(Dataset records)
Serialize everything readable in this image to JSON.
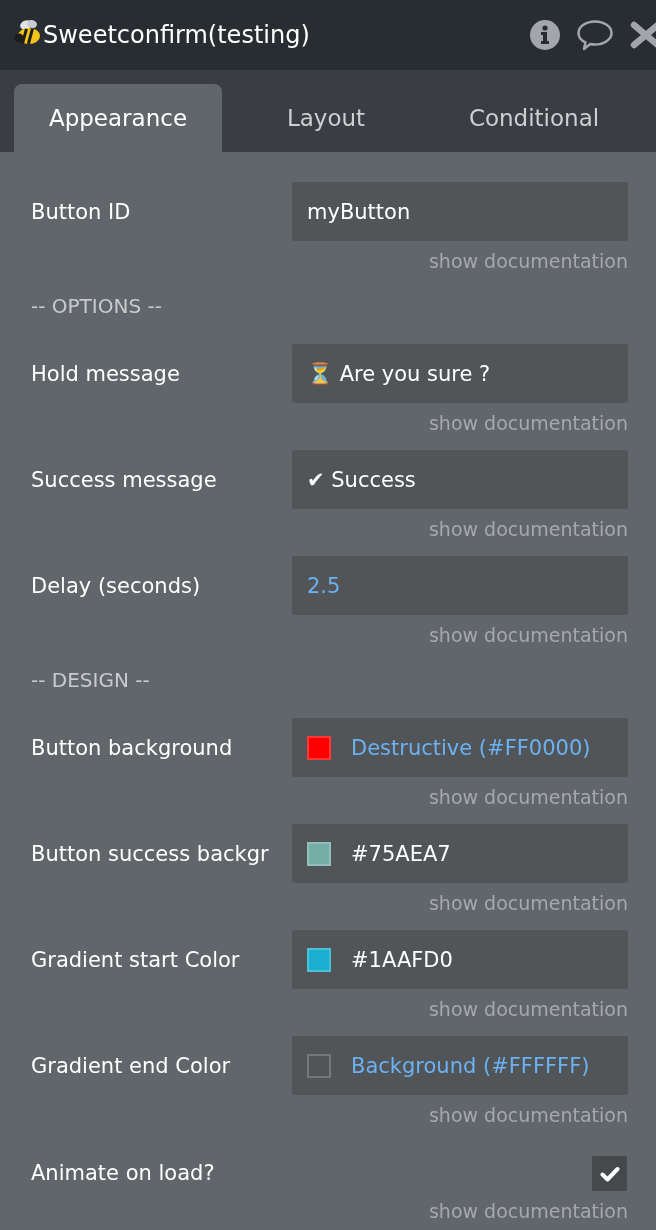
{
  "header": {
    "title": "Sweetconfirm(testing)"
  },
  "tabs": [
    {
      "label": "Appearance",
      "selected": true
    },
    {
      "label": "Layout",
      "selected": false
    },
    {
      "label": "Conditional",
      "selected": false
    }
  ],
  "properties": [
    {
      "kind": "text",
      "label": "Button ID",
      "value": "myButton",
      "dynamic": false,
      "doc_link": "show documentation"
    },
    {
      "kind": "section",
      "label": "-- OPTIONS --"
    },
    {
      "kind": "text",
      "label": "Hold message",
      "value": "⏳ Are you sure ?",
      "dynamic": false,
      "doc_link": "show documentation"
    },
    {
      "kind": "text",
      "label": "Success message",
      "value": "✔ Success",
      "dynamic": false,
      "doc_link": "show documentation"
    },
    {
      "kind": "text",
      "label": "Delay (seconds)",
      "value": "2.5",
      "dynamic": true,
      "doc_link": "show documentation"
    },
    {
      "kind": "section",
      "label": "-- DESIGN --"
    },
    {
      "kind": "color",
      "label": "Button background",
      "value": "Destructive (#FF0000)",
      "color": "#ff0000",
      "dynamic": true,
      "doc_link": "show documentation"
    },
    {
      "kind": "color",
      "label": "Button success backgr",
      "value": "#75AEA7",
      "color": "#75aea7",
      "dynamic": false,
      "doc_link": "show documentation"
    },
    {
      "kind": "color",
      "label": "Gradient start Color",
      "value": "#1AAFD0",
      "color": "#1aafd0",
      "dynamic": false,
      "doc_link": "show documentation"
    },
    {
      "kind": "color",
      "label": "Gradient end Color",
      "value": "Background (#FFFFFF)",
      "dynamic": true,
      "doc_link": "show documentation"
    },
    {
      "kind": "checkbox",
      "label": "Animate on load?",
      "checked": true,
      "doc_link": "show documentation"
    }
  ]
}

What you should do> From the records above, how many lines include the word "value"? Only the number is wanted.

Task answer> 8